--- start Input ---
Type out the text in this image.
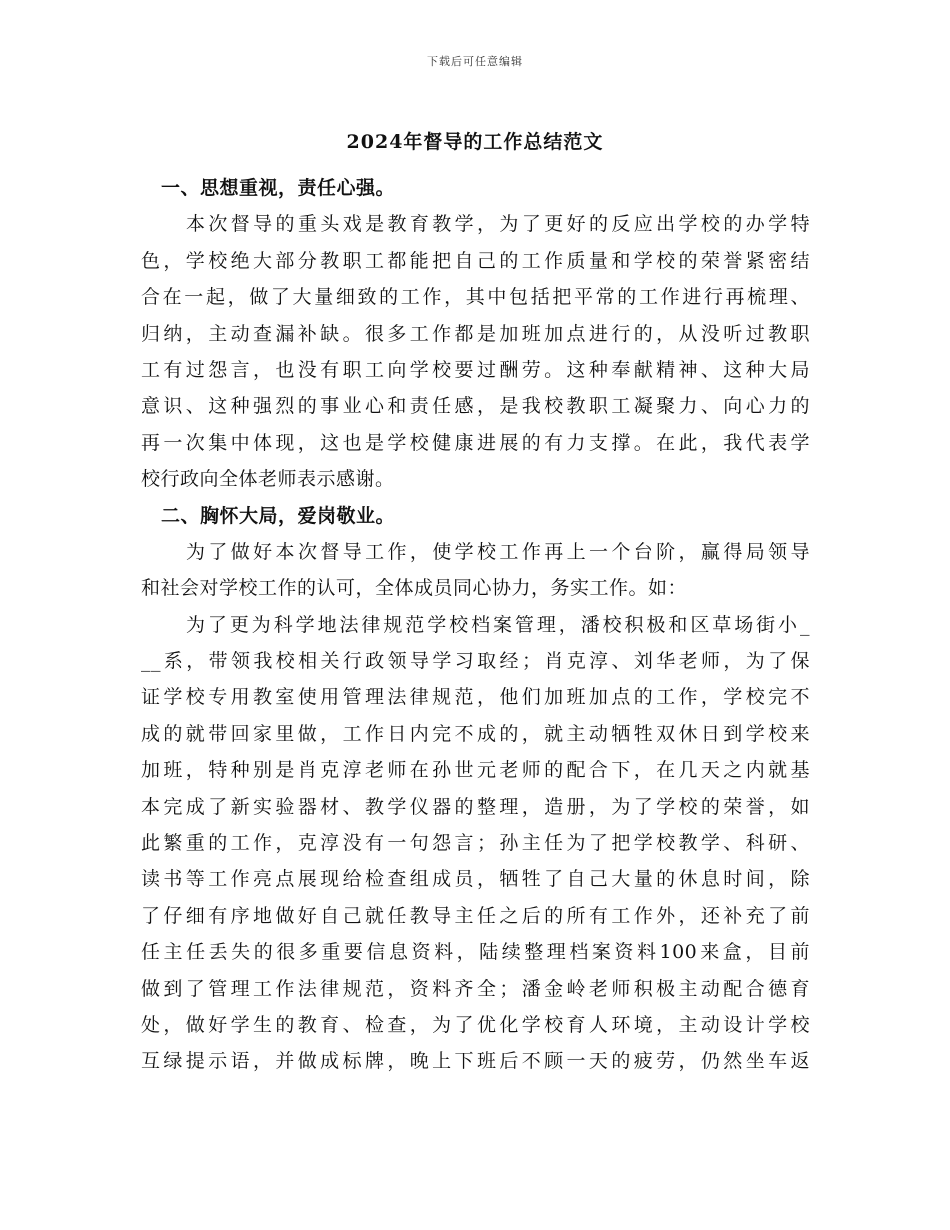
下载后可任意编辑
2024年督导的工作总结范文
一、思想重视，责任心强。
本次督导的重头戏是教育教学，为了更好的反应出学校的办学特
色，学校绝大部分教职工都能把自己的工作质量和学校的荣誉紧密结
合在一起，做了大量细致的工作，其中包括把平常的工作进行再梳理、
归纳，主动查漏补缺。很多工作都是加班加点进行的，从没听过教职
工有过怨言，也没有职工向学校要过酬劳。这种奉献精神、这种大局
意识、这种强烈的事业心和责任感，是我校教职工凝聚力、向心力的
再一次集中体现，这也是学校健康进展的有力支撑。在此，我代表学
校行政向全体老师表示感谢。
二、胸怀大局，爱岗敬业。
为了做好本次督导工作，使学校工作再上一个台阶，赢得局领导
和社会对学校工作的认可，全体成员同心协力，务实工作。如：
为了更为科学地法律规范学校档案管理，潘校积极和区草场街小_
__系，带领我校相关行政领导学习取经；肖克淳、刘华老师，为了保
证学校专用教室使用管理法律规范，他们加班加点的工作，学校完不
成的就带回家里做，工作日内完不成的，就主动牺牲双休日到学校来
加班，特种别是肖克淳老师在孙世元老师的配合下，在几天之内就基
本完成了新实验器材、教学仪器的整理，造册，为了学校的荣誉，如
此繁重的工作，克淳没有一句怨言；孙主任为了把学校教学、科研、
读书等工作亮点展现给检查组成员，牺牲了自己大量的休息时间，除
了仔细有序地做好自己就任教导主任之后的所有工作外，还补充了前
任主任丢失的很多重要信息资料，陆续整理档案资料100来盒，目前
做到了管理工作法律规范，资料齐全；潘金岭老师积极主动配合德育
处，做好学生的教育、检查，为了优化学校育人环境，主动设计学校
互绿提示语，并做成标牌，晚上下班后不顾一天的疲劳，仍然坐车返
--- end Input ---
Stated goal: Copy out the data above exactly, except the pictures.

Final result:
Type out the text in this image.
下载后可任意编辑
2024年督导的工作总结范文
一、思想重视，责任心强。
本次督导的重头戏是教育教学，为了更好的反应出学校的办学特
色，学校绝大部分教职工都能把自己的工作质量和学校的荣誉紧密结
合在一起，做了大量细致的工作，其中包括把平常的工作进行再梳理、
归纳，主动查漏补缺。很多工作都是加班加点进行的，从没听过教职
工有过怨言，也没有职工向学校要过酬劳。这种奉献精神、这种大局
意识、这种强烈的事业心和责任感，是我校教职工凝聚力、向心力的
再一次集中体现，这也是学校健康进展的有力支撑。在此，我代表学
校行政向全体老师表示感谢。
二、胸怀大局，爱岗敬业。
为了做好本次督导工作，使学校工作再上一个台阶，赢得局领导
和社会对学校工作的认可，全体成员同心协力，务实工作。如：
为了更为科学地法律规范学校档案管理，潘校积极和区草场街小_
__系，带领我校相关行政领导学习取经；肖克淳、刘华老师，为了保
证学校专用教室使用管理法律规范，他们加班加点的工作，学校完不
成的就带回家里做，工作日内完不成的，就主动牺牲双休日到学校来
加班，特种别是肖克淳老师在孙世元老师的配合下，在几天之内就基
本完成了新实验器材、教学仪器的整理，造册，为了学校的荣誉，如
此繁重的工作，克淳没有一句怨言；孙主任为了把学校教学、科研、
读书等工作亮点展现给检查组成员，牺牲了自己大量的休息时间，除
了仔细有序地做好自己就任教导主任之后的所有工作外，还补充了前
任主任丢失的很多重要信息资料，陆续整理档案资料100来盒，目前
做到了管理工作法律规范，资料齐全；潘金岭老师积极主动配合德育
处，做好学生的教育、检查，为了优化学校育人环境，主动设计学校
互绿提示语，并做成标牌，晚上下班后不顾一天的疲劳，仍然坐车返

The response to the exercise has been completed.